| REQUIREMENT |
Count every line of the material that holds the string "PLANNER". Respond with the total only.

(Dataset items)

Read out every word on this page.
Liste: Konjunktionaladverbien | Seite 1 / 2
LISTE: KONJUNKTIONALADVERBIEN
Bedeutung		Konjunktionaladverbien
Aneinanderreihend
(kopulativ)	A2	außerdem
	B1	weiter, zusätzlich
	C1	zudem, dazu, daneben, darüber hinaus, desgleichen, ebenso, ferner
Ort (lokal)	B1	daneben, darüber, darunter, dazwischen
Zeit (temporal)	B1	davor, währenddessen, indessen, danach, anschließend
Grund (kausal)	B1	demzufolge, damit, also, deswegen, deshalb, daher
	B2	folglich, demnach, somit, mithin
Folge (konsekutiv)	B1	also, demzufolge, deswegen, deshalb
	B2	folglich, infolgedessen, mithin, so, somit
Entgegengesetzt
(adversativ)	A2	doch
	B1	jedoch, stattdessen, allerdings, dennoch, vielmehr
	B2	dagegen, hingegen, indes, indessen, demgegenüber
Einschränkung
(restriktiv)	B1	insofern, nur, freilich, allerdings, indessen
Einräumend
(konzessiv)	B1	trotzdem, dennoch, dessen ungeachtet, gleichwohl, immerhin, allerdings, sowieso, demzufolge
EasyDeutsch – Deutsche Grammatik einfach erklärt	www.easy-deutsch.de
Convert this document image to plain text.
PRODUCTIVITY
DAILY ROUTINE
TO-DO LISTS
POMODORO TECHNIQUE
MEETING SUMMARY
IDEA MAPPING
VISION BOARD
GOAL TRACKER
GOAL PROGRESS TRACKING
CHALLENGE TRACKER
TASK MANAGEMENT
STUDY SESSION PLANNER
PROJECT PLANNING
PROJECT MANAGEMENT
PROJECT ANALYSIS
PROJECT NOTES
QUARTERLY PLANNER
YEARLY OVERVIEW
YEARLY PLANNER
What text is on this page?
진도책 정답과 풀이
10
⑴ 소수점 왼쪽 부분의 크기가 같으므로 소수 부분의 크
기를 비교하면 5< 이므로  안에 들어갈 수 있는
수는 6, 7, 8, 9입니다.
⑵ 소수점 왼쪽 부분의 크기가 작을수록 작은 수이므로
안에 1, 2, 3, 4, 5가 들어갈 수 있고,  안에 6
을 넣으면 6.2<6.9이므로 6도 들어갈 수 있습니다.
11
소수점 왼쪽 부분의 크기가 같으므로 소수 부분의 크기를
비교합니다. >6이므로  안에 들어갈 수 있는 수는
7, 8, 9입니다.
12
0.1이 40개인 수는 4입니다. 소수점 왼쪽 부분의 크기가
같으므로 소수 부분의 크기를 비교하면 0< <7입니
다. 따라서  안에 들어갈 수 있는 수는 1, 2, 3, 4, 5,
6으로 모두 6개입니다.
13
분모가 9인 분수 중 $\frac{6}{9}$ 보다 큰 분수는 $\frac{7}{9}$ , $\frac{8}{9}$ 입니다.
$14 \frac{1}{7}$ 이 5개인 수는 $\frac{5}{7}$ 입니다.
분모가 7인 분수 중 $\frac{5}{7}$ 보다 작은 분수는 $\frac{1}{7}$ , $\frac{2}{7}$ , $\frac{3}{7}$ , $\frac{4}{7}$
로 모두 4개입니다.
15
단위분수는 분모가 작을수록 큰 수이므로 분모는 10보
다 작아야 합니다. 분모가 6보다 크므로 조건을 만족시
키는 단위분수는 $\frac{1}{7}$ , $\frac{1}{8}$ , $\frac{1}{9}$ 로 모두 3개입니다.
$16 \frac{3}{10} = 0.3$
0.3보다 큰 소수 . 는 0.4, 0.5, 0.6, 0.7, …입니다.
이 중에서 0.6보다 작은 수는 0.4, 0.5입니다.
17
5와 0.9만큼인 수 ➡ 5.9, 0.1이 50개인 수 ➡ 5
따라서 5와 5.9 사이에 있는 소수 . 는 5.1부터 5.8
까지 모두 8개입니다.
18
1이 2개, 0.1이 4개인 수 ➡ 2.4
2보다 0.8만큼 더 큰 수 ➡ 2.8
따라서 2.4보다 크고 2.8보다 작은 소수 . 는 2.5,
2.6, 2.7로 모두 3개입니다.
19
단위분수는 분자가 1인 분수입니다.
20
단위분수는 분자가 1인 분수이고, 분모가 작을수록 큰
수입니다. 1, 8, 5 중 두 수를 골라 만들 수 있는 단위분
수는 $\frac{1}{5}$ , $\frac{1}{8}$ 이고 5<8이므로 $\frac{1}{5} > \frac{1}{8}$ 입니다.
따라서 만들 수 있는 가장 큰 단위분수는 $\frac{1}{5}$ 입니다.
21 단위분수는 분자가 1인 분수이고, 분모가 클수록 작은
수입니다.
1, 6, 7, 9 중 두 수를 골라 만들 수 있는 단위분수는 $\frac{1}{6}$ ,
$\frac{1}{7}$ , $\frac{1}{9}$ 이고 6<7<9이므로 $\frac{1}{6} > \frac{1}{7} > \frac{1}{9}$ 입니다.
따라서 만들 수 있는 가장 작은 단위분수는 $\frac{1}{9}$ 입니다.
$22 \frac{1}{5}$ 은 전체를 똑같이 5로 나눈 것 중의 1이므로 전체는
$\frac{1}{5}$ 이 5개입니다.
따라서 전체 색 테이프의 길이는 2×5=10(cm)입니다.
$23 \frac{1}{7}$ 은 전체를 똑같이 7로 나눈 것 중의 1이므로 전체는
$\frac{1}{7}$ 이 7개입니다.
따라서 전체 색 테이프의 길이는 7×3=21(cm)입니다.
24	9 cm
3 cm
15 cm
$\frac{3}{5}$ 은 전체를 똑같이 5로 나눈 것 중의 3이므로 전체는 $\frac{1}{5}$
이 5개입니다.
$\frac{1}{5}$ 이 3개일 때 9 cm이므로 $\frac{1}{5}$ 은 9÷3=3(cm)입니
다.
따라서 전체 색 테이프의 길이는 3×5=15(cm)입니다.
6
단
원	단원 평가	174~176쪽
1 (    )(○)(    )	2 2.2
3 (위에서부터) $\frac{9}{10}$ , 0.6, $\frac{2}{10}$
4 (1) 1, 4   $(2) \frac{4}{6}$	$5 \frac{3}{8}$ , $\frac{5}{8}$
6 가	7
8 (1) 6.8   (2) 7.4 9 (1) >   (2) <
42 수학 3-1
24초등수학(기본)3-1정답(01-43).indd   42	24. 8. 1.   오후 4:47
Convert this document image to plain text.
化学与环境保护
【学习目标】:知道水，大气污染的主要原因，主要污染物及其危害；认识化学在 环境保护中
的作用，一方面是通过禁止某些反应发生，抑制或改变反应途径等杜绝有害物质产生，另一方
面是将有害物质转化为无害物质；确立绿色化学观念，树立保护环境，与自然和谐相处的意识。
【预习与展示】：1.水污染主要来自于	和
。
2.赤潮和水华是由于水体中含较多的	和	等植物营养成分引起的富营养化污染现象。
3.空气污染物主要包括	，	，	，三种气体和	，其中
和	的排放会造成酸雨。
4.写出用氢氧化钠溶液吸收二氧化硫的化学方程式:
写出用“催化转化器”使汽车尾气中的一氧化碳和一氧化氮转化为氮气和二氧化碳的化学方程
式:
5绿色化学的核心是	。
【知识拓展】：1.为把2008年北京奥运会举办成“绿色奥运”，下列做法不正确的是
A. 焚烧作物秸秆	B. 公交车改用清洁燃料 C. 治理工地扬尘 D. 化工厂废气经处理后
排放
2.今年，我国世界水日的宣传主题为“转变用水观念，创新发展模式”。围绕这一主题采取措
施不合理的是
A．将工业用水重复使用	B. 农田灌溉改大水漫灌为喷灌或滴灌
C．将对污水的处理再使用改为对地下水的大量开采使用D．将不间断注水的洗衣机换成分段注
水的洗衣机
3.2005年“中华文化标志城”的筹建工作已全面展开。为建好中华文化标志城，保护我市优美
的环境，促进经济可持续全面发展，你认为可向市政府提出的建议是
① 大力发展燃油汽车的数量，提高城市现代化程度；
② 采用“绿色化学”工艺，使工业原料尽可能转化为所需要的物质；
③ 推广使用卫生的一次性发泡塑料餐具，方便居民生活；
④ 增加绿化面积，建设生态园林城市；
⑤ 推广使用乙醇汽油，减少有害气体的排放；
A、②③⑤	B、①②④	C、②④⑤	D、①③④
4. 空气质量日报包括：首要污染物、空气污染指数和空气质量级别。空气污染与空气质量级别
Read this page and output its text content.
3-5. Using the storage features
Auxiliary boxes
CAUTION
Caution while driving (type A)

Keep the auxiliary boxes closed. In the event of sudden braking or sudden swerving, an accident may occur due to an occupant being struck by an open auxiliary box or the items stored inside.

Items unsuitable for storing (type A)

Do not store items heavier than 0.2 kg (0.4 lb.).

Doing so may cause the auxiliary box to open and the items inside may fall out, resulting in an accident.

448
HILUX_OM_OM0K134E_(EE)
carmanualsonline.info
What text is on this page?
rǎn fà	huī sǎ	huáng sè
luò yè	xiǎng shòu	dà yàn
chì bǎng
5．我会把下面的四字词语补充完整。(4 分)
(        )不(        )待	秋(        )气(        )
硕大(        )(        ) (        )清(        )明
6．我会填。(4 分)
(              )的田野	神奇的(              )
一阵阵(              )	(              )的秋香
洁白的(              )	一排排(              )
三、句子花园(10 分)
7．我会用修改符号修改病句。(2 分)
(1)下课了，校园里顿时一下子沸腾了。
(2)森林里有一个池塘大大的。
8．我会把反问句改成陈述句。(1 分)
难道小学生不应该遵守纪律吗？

| WRITTEN ANSWER |
3